◆ RECORDS SHOWN ◆

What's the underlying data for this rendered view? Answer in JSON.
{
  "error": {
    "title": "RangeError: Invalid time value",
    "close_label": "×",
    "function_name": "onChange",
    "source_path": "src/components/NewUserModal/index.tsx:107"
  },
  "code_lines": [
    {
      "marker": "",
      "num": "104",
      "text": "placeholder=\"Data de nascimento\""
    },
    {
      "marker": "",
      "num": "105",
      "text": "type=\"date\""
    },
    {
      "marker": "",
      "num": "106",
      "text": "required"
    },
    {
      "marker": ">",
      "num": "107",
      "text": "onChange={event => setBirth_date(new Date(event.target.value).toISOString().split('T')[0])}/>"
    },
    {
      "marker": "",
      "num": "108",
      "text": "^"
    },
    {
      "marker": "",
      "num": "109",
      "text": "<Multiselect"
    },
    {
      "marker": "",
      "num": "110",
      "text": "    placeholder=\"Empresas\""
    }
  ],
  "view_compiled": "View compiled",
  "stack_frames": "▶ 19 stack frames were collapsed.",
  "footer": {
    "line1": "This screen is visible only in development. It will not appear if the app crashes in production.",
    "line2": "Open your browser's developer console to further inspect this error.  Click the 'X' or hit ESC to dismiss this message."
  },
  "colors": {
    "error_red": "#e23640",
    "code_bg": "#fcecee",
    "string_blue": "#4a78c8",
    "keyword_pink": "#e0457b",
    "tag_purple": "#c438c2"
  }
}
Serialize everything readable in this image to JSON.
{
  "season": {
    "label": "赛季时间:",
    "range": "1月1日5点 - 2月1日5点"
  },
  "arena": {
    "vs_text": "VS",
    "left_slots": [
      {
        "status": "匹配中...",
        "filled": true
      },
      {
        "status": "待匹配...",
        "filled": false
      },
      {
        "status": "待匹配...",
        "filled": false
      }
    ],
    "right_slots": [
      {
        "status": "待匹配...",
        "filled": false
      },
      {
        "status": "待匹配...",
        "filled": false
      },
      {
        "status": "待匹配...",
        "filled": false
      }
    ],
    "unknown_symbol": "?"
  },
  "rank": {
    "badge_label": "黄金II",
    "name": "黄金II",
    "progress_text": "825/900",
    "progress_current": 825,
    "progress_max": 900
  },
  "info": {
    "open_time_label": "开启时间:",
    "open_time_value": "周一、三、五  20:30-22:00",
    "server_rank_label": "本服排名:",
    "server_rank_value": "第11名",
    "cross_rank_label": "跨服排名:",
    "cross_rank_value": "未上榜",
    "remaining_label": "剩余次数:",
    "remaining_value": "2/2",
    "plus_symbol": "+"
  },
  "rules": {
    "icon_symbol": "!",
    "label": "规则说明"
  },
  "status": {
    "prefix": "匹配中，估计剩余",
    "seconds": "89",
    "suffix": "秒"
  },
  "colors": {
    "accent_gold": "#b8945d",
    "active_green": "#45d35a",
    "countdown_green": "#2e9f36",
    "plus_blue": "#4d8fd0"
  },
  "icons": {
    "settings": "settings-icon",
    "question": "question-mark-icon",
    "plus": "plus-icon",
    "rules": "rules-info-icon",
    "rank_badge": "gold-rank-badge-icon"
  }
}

◆ CHALLENGE ◆
Restate the whole listing exactly.

◆ WRITTEN ANSWER ◆
What's the underlying data for this rendered view? Answer in JSON.
{
  "error": {
    "title": "RangeError: Invalid time value",
    "close_label": "×",
    "function_name": "onChange",
    "source_path": "src/components/NewUserModal/index.tsx:107"
  },
  "code_lines": [
    {
      "marker": "",
      "num": "104",
      "text": "placeholder=\"Data de nascimento\""
    },
    {
      "marker": "",
      "num": "105",
      "text": "type=\"date\""
    },
    {
      "marker": "",
      "num": "106",
      "text": "required"
    },
    {
      "marker": ">",
      "num": "107",
      "text": "onChange={event => setBirth_date(new Date(event.target.value).toISOString().split('T')[0])}/>"
    },
    {
      "marker": "",
      "num": "108",
      "text": "^"
    },
    {
      "marker": "",
      "num": "109",
      "text": "<Multiselect"
    },
    {
      "marker": "",
      "num": "110",
      "text": "    placeholder=\"Empresas\""
    }
  ],
  "view_compiled": "View compiled",
  "stack_frames": "▶ 19 stack frames were collapsed.",
  "footer": {
    "line1": "This screen is visible only in development. It will not appear if the app crashes in production.",
    "line2": "Open your browser's developer console to further inspect this error.  Click the 'X' or hit ESC to dismiss this message."
  },
  "colors": {
    "error_red": "#e23640",
    "code_bg": "#fcecee",
    "string_blue": "#4a78c8",
    "keyword_pink": "#e0457b",
    "tag_purple": "#c438c2"
  }
}
Serialize everything readable in this image to JSON.
{
  "season": {
    "label": "赛季时间:",
    "range": "1月1日5点 - 2月1日5点"
  },
  "arena": {
    "vs_text": "VS",
    "left_slots": [
      {
        "status": "匹配中...",
        "filled": true
      },
      {
        "status": "待匹配...",
        "filled": false
      },
      {
        "status": "待匹配...",
        "filled": false
      }
    ],
    "right_slots": [
      {
        "status": "待匹配...",
        "filled": false
      },
      {
        "status": "待匹配...",
        "filled": false
      },
      {
        "status": "待匹配...",
        "filled": false
      }
    ],
    "unknown_symbol": "?"
  },
  "rank": {
    "badge_label": "黄金II",
    "name": "黄金II",
    "progress_text": "825/900",
    "progress_current": 825,
    "progress_max": 900
  },
  "info": {
    "open_time_label": "开启时间:",
    "open_time_value": "周一、三、五  20:30-22:00",
    "server_rank_label": "本服排名:",
    "server_rank_value": "第11名",
    "cross_rank_label": "跨服排名:",
    "cross_rank_value": "未上榜",
    "remaining_label": "剩余次数:",
    "remaining_value": "2/2",
    "plus_symbol": "+"
  },
  "rules": {
    "icon_symbol": "!",
    "label": "规则说明"
  },
  "status": {
    "prefix": "匹配中，估计剩余",
    "seconds": "89",
    "suffix": "秒"
  },
  "colors": {
    "accent_gold": "#b8945d",
    "active_green": "#45d35a",
    "countdown_green": "#2e9f36",
    "plus_blue": "#4d8fd0"
  },
  "icons": {
    "settings": "settings-icon",
    "question": "question-mark-icon",
    "plus": "plus-icon",
    "rules": "rules-info-icon",
    "rank_badge": "gold-rank-badge-icon"
  }
}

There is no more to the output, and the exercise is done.